Return each line of the listing that contains the string "from".

··· The data ···

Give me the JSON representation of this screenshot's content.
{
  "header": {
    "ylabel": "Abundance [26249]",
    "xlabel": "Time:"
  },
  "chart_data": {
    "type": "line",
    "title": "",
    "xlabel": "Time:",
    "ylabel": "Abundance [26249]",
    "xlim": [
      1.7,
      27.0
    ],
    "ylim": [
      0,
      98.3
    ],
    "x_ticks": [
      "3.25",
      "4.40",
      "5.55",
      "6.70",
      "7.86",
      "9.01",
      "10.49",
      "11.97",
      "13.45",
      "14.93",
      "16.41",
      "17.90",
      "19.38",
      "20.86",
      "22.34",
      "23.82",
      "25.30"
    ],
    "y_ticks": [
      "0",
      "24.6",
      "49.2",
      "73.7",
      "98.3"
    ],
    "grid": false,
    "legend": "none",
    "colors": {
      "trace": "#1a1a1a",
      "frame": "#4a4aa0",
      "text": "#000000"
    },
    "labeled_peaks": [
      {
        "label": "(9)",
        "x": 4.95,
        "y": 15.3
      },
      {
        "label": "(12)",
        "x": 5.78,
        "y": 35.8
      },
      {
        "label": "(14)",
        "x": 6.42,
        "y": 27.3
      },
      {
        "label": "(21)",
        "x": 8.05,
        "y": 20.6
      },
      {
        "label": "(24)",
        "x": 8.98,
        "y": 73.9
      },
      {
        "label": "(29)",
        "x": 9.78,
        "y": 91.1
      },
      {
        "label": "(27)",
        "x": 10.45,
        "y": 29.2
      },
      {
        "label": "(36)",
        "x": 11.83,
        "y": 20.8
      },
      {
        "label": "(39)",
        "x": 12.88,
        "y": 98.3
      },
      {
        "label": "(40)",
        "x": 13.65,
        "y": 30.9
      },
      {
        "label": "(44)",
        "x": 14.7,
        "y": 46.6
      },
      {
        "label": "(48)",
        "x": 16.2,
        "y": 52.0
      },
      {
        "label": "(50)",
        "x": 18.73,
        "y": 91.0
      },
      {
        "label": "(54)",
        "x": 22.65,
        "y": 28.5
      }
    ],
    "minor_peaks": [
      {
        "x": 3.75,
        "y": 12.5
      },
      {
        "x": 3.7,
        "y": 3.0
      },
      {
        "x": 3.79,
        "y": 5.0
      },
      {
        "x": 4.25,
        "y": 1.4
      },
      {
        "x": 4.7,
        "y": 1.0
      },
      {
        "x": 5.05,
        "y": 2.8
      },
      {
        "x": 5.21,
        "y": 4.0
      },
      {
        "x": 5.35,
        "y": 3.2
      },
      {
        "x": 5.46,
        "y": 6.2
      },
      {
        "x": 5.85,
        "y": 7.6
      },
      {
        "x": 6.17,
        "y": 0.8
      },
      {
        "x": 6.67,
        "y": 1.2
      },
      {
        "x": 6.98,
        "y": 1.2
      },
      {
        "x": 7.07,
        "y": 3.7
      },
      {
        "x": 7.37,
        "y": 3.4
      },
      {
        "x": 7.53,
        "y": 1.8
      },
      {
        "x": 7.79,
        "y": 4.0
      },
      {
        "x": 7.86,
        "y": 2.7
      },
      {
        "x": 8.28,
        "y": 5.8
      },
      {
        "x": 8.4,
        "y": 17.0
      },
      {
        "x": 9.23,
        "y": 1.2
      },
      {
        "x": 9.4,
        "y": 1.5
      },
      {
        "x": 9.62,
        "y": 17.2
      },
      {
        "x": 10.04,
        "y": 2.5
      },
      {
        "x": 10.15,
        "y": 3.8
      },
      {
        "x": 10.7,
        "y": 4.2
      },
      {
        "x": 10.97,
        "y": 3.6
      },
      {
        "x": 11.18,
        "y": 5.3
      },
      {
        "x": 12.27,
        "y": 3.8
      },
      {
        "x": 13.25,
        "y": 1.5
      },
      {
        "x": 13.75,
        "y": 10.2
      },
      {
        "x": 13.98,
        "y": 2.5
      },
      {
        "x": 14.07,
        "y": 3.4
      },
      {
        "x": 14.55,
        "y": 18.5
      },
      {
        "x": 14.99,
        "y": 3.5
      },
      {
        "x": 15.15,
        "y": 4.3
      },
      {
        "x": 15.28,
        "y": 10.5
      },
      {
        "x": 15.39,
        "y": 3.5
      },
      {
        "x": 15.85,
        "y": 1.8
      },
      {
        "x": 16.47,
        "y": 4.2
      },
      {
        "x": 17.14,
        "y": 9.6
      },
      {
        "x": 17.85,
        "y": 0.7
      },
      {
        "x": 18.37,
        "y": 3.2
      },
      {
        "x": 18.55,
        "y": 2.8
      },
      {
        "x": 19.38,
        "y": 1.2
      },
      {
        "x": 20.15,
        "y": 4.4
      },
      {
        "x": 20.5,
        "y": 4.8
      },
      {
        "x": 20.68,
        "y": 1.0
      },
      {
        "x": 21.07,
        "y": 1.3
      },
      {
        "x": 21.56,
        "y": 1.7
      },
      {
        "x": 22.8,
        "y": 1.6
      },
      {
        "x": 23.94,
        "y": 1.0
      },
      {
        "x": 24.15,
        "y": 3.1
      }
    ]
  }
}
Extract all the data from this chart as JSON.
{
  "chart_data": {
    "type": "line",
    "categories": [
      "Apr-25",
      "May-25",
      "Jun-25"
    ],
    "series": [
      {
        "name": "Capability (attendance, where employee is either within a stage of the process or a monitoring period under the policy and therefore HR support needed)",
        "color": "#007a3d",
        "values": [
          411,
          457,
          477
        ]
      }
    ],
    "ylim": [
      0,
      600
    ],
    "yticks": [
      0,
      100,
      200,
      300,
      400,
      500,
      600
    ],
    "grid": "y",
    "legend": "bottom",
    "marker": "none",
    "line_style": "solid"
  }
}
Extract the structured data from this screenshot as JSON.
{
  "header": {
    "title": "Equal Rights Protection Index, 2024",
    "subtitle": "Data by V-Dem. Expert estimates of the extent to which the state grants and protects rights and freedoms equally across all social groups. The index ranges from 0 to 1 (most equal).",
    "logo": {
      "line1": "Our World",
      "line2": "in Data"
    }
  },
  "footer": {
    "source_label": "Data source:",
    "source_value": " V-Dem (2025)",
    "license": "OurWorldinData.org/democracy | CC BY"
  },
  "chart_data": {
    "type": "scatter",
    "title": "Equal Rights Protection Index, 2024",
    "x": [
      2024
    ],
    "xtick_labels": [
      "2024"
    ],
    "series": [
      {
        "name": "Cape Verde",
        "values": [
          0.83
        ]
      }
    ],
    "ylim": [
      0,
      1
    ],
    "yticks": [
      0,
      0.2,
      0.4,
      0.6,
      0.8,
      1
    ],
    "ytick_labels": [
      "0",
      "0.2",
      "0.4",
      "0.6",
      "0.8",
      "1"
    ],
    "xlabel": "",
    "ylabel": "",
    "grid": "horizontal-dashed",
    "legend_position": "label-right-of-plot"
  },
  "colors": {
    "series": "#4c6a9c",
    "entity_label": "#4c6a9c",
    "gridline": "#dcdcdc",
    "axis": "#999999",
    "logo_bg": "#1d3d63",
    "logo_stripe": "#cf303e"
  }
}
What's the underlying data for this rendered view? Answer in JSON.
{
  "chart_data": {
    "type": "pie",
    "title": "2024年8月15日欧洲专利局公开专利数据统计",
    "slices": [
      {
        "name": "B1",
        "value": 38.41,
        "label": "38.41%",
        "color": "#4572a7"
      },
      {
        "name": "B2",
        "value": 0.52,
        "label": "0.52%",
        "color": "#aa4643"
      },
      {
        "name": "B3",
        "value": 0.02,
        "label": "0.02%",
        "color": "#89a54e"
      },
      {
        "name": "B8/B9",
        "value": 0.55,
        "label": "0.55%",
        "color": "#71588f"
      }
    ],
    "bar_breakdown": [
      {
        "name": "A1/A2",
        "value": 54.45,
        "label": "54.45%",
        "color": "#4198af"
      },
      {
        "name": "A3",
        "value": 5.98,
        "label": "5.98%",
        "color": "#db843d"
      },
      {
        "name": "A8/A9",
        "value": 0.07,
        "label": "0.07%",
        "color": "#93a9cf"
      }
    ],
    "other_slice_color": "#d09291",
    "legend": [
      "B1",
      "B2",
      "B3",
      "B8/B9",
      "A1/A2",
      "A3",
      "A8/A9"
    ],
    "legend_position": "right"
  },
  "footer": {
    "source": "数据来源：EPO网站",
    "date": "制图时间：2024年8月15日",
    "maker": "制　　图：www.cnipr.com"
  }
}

···

> [Finished exercise]
Extract all the data from this chart as JSON.
Extract the structured data from this screenshot as JSON.
    "subtitle": "Data by V-Dem. Expert estimates of the extent to which the state grants and protects rights and freedoms equally across all social groups. The index ranges from 0 to 1 (most equal).",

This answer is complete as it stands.